- [DIRECTIONS]: Copy every line of the records below that holds the word "Order".

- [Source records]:

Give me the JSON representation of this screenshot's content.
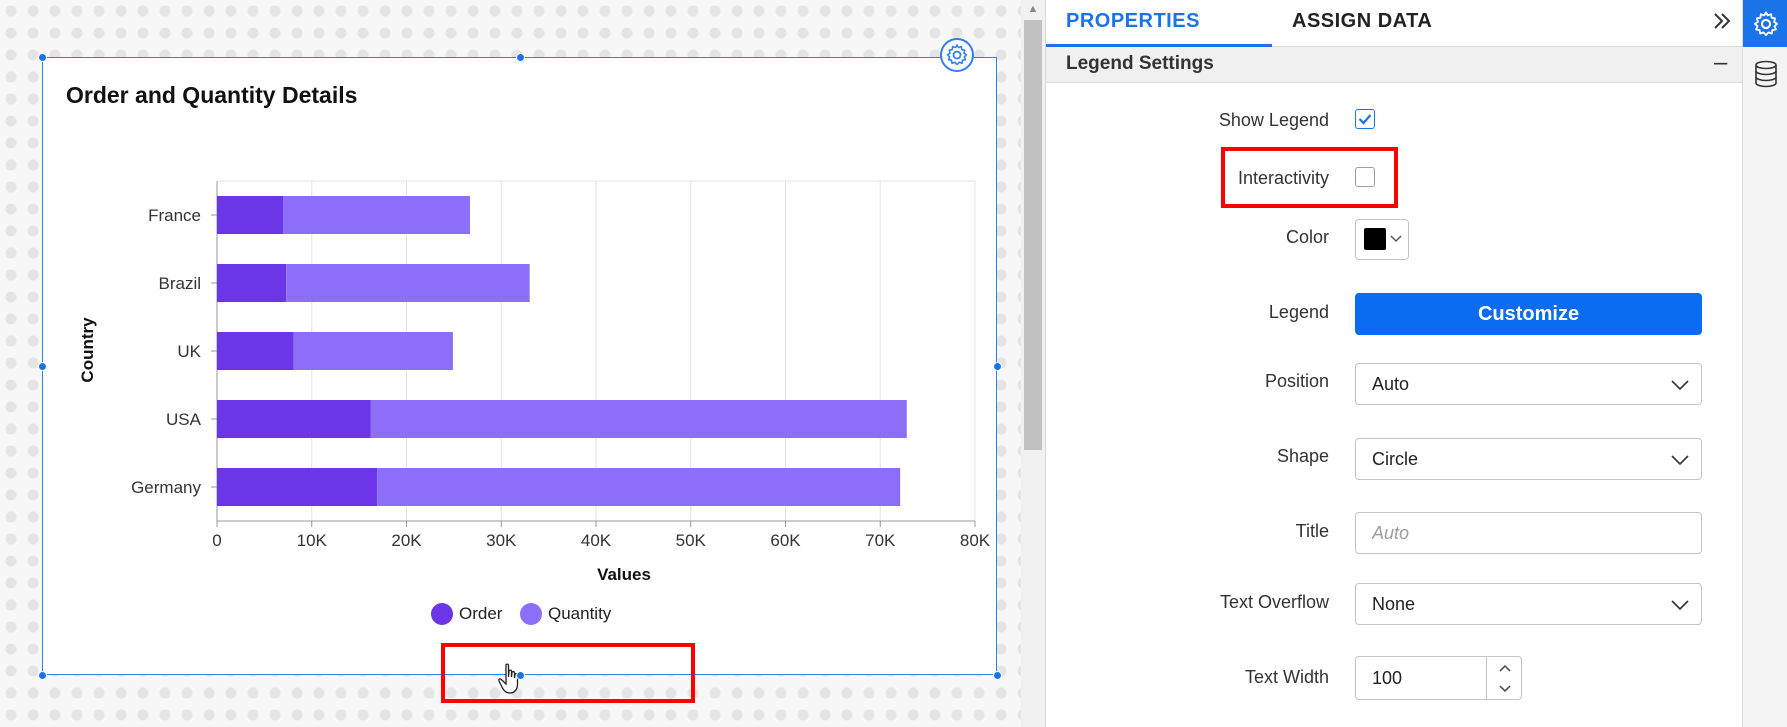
{
  "canvas": {
    "widget": {
      "title": "Order and Quantity Details"
    }
  },
  "chart_data": {
    "type": "bar",
    "orientation": "horizontal",
    "stacked": true,
    "title": "Order and Quantity Details",
    "xlabel": "Values",
    "ylabel": "Country",
    "categories": [
      "France",
      "Brazil",
      "UK",
      "USA",
      "Germany"
    ],
    "series": [
      {
        "name": "Order",
        "values": [
          7000,
          7300,
          8100,
          16200,
          16900
        ],
        "color": "#6d35e8"
      },
      {
        "name": "Quantity",
        "values": [
          19700,
          25700,
          16800,
          56600,
          55200
        ],
        "color": "#8c6ef8"
      }
    ],
    "xlim": [
      0,
      80000
    ],
    "xticks": [
      "0",
      "10K",
      "20K",
      "30K",
      "40K",
      "50K",
      "60K",
      "70K",
      "80K"
    ],
    "grid": "vertical",
    "legend": "bottom"
  },
  "panel": {
    "tabs": {
      "properties": "PROPERTIES",
      "assign_data": "ASSIGN DATA"
    },
    "section_title": "Legend Settings",
    "show_legend_label": "Show Legend",
    "show_legend_checked": true,
    "interactivity_label": "Interactivity",
    "interactivity_checked": false,
    "color_label": "Color",
    "color_value": "#000000",
    "legend_label": "Legend",
    "customize_label": "Customize",
    "position_label": "Position",
    "position_value": "Auto",
    "shape_label": "Shape",
    "shape_value": "Circle",
    "title_label": "Title",
    "title_placeholder": "Auto",
    "text_overflow_label": "Text Overflow",
    "text_overflow_value": "None",
    "text_width_label": "Text Width",
    "text_width_value": "100"
  },
  "icons": {
    "widget_settings": "gear-icon",
    "collapse_panel": "double-chevron-right-icon",
    "section_collapse": "minus-icon",
    "strip_settings": "gear-icon",
    "strip_data": "database-icon",
    "cursor": "hand-pointer-icon"
  },
  "colors": {
    "accent": "#1a73e8",
    "highlight": "#ff0000"
  }
}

- [EXPECTED ANSWER]:
      "title": "Order and Quantity Details"
    "title": "Order and Quantity Details",
        "name": "Order",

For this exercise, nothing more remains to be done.